--- START ---

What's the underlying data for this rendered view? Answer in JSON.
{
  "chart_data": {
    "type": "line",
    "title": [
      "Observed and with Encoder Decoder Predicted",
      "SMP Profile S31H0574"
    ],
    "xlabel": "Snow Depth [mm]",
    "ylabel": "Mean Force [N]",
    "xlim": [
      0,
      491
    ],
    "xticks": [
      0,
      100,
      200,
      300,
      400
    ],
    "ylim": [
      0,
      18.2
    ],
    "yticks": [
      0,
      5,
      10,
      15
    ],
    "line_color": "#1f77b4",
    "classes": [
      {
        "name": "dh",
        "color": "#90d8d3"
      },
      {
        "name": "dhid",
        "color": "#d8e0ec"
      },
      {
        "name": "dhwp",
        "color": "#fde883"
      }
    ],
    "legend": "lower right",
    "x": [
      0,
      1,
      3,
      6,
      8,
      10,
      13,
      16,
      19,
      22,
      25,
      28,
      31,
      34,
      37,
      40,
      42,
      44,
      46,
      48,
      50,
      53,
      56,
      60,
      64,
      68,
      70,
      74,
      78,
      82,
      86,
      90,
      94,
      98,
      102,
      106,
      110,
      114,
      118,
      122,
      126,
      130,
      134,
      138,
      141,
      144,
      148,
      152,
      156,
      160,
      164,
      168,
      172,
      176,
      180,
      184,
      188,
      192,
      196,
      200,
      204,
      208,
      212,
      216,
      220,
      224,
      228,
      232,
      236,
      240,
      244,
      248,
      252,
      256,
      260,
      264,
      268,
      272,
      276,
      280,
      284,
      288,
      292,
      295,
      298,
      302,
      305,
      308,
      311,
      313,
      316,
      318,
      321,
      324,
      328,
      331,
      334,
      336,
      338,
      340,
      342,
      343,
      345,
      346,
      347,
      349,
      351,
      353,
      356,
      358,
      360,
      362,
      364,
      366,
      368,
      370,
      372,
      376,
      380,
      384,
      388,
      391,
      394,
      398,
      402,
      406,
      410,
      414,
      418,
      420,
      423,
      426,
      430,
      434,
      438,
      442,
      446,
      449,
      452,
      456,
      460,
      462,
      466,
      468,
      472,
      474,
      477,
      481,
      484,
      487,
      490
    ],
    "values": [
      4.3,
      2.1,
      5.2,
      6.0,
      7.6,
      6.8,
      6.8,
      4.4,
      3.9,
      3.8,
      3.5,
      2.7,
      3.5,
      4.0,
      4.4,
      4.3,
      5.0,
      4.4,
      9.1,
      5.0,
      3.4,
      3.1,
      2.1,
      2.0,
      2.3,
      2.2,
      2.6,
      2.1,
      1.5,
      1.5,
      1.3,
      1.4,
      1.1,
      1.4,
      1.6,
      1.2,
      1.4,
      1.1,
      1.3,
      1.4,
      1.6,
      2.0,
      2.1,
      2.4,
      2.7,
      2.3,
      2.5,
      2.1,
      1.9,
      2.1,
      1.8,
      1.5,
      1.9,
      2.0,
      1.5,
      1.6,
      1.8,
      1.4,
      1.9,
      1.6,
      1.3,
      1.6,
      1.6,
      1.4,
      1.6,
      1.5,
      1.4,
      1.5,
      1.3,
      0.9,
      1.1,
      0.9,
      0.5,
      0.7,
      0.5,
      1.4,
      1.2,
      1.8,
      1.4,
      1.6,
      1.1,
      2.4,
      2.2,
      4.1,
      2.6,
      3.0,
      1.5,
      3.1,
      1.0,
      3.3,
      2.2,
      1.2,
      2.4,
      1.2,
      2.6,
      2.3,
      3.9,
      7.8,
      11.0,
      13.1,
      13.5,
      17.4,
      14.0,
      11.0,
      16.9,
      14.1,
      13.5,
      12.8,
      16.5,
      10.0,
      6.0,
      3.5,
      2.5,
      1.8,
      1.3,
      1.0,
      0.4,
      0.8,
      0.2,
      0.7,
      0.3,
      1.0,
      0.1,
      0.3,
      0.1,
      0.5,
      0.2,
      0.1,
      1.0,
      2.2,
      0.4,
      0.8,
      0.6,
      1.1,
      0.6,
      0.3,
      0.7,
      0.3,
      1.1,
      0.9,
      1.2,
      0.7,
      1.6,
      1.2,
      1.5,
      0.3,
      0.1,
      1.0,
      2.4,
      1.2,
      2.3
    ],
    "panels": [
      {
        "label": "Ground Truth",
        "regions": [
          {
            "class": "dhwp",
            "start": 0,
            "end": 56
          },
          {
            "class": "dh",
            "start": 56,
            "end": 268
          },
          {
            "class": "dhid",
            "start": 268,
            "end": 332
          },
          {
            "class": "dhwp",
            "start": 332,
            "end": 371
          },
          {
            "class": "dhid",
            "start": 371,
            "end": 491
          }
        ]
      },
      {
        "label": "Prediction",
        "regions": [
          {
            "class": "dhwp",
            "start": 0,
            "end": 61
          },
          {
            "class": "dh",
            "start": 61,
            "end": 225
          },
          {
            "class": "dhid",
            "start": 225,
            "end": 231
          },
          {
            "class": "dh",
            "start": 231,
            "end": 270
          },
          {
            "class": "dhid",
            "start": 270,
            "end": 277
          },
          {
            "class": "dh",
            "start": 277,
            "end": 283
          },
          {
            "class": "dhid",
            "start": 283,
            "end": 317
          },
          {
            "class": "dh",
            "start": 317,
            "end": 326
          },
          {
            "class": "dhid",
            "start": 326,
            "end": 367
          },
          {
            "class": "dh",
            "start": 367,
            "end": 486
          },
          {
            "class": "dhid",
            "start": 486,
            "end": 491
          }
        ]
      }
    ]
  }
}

--- END ---

Can you reproduce all the material exactly?

What's the underlying data for this rendered view? Answer in JSON.
{
  "chart_data": {
    "type": "line",
    "title": [
      "Observed and with Encoder Decoder Predicted",
      "SMP Profile S31H0574"
    ],
    "xlabel": "Snow Depth [mm]",
    "ylabel": "Mean Force [N]",
    "xlim": [
      0,
      491
    ],
    "xticks": [
      0,
      100,
      200,
      300,
      400
    ],
    "ylim": [
      0,
      18.2
    ],
    "yticks": [
      0,
      5,
      10,
      15
    ],
    "line_color": "#1f77b4",
    "classes": [
      {
        "name": "dh",
        "color": "#90d8d3"
      },
      {
        "name": "dhid",
        "color": "#d8e0ec"
      },
      {
        "name": "dhwp",
        "color": "#fde883"
      }
    ],
    "legend": "lower right",
    "x": [
      0,
      1,
      3,
      6,
      8,
      10,
      13,
      16,
      19,
      22,
      25,
      28,
      31,
      34,
      37,
      40,
      42,
      44,
      46,
      48,
      50,
      53,
      56,
      60,
      64,
      68,
      70,
      74,
      78,
      82,
      86,
      90,
      94,
      98,
      102,
      106,
      110,
      114,
      118,
      122,
      126,
      130,
      134,
      138,
      141,
      144,
      148,
      152,
      156,
      160,
      164,
      168,
      172,
      176,
      180,
      184,
      188,
      192,
      196,
      200,
      204,
      208,
      212,
      216,
      220,
      224,
      228,
      232,
      236,
      240,
      244,
      248,
      252,
      256,
      260,
      264,
      268,
      272,
      276,
      280,
      284,
      288,
      292,
      295,
      298,
      302,
      305,
      308,
      311,
      313,
      316,
      318,
      321,
      324,
      328,
      331,
      334,
      336,
      338,
      340,
      342,
      343,
      345,
      346,
      347,
      349,
      351,
      353,
      356,
      358,
      360,
      362,
      364,
      366,
      368,
      370,
      372,
      376,
      380,
      384,
      388,
      391,
      394,
      398,
      402,
      406,
      410,
      414,
      418,
      420,
      423,
      426,
      430,
      434,
      438,
      442,
      446,
      449,
      452,
      456,
      460,
      462,
      466,
      468,
      472,
      474,
      477,
      481,
      484,
      487,
      490
    ],
    "values": [
      4.3,
      2.1,
      5.2,
      6.0,
      7.6,
      6.8,
      6.8,
      4.4,
      3.9,
      3.8,
      3.5,
      2.7,
      3.5,
      4.0,
      4.4,
      4.3,
      5.0,
      4.4,
      9.1,
      5.0,
      3.4,
      3.1,
      2.1,
      2.0,
      2.3,
      2.2,
      2.6,
      2.1,
      1.5,
      1.5,
      1.3,
      1.4,
      1.1,
      1.4,
      1.6,
      1.2,
      1.4,
      1.1,
      1.3,
      1.4,
      1.6,
      2.0,
      2.1,
      2.4,
      2.7,
      2.3,
      2.5,
      2.1,
      1.9,
      2.1,
      1.8,
      1.5,
      1.9,
      2.0,
      1.5,
      1.6,
      1.8,
      1.4,
      1.9,
      1.6,
      1.3,
      1.6,
      1.6,
      1.4,
      1.6,
      1.5,
      1.4,
      1.5,
      1.3,
      0.9,
      1.1,
      0.9,
      0.5,
      0.7,
      0.5,
      1.4,
      1.2,
      1.8,
      1.4,
      1.6,
      1.1,
      2.4,
      2.2,
      4.1,
      2.6,
      3.0,
      1.5,
      3.1,
      1.0,
      3.3,
      2.2,
      1.2,
      2.4,
      1.2,
      2.6,
      2.3,
      3.9,
      7.8,
      11.0,
      13.1,
      13.5,
      17.4,
      14.0,
      11.0,
      16.9,
      14.1,
      13.5,
      12.8,
      16.5,
      10.0,
      6.0,
      3.5,
      2.5,
      1.8,
      1.3,
      1.0,
      0.4,
      0.8,
      0.2,
      0.7,
      0.3,
      1.0,
      0.1,
      0.3,
      0.1,
      0.5,
      0.2,
      0.1,
      1.0,
      2.2,
      0.4,
      0.8,
      0.6,
      1.1,
      0.6,
      0.3,
      0.7,
      0.3,
      1.1,
      0.9,
      1.2,
      0.7,
      1.6,
      1.2,
      1.5,
      0.3,
      0.1,
      1.0,
      2.4,
      1.2,
      2.3
    ],
    "panels": [
      {
        "label": "Ground Truth",
        "regions": [
          {
            "class": "dhwp",
            "start": 0,
            "end": 56
          },
          {
            "class": "dh",
            "start": 56,
            "end": 268
          },
          {
            "class": "dhid",
            "start": 268,
            "end": 332
          },
          {
            "class": "dhwp",
            "start": 332,
            "end": 371
          },
          {
            "class": "dhid",
            "start": 371,
            "end": 491
          }
        ]
      },
      {
        "label": "Prediction",
        "regions": [
          {
            "class": "dhwp",
            "start": 0,
            "end": 61
          },
          {
            "class": "dh",
            "start": 61,
            "end": 225
          },
          {
            "class": "dhid",
            "start": 225,
            "end": 231
          },
          {
            "class": "dh",
            "start": 231,
            "end": 270
          },
          {
            "class": "dhid",
            "start": 270,
            "end": 277
          },
          {
            "class": "dh",
            "start": 277,
            "end": 283
          },
          {
            "class": "dhid",
            "start": 283,
            "end": 317
          },
          {
            "class": "dh",
            "start": 317,
            "end": 326
          },
          {
            "class": "dhid",
            "start": 326,
            "end": 367
          },
          {
            "class": "dh",
            "start": 367,
            "end": 486
          },
          {
            "class": "dhid",
            "start": 486,
            "end": 491
          }
        ]
      }
    ]
  }
}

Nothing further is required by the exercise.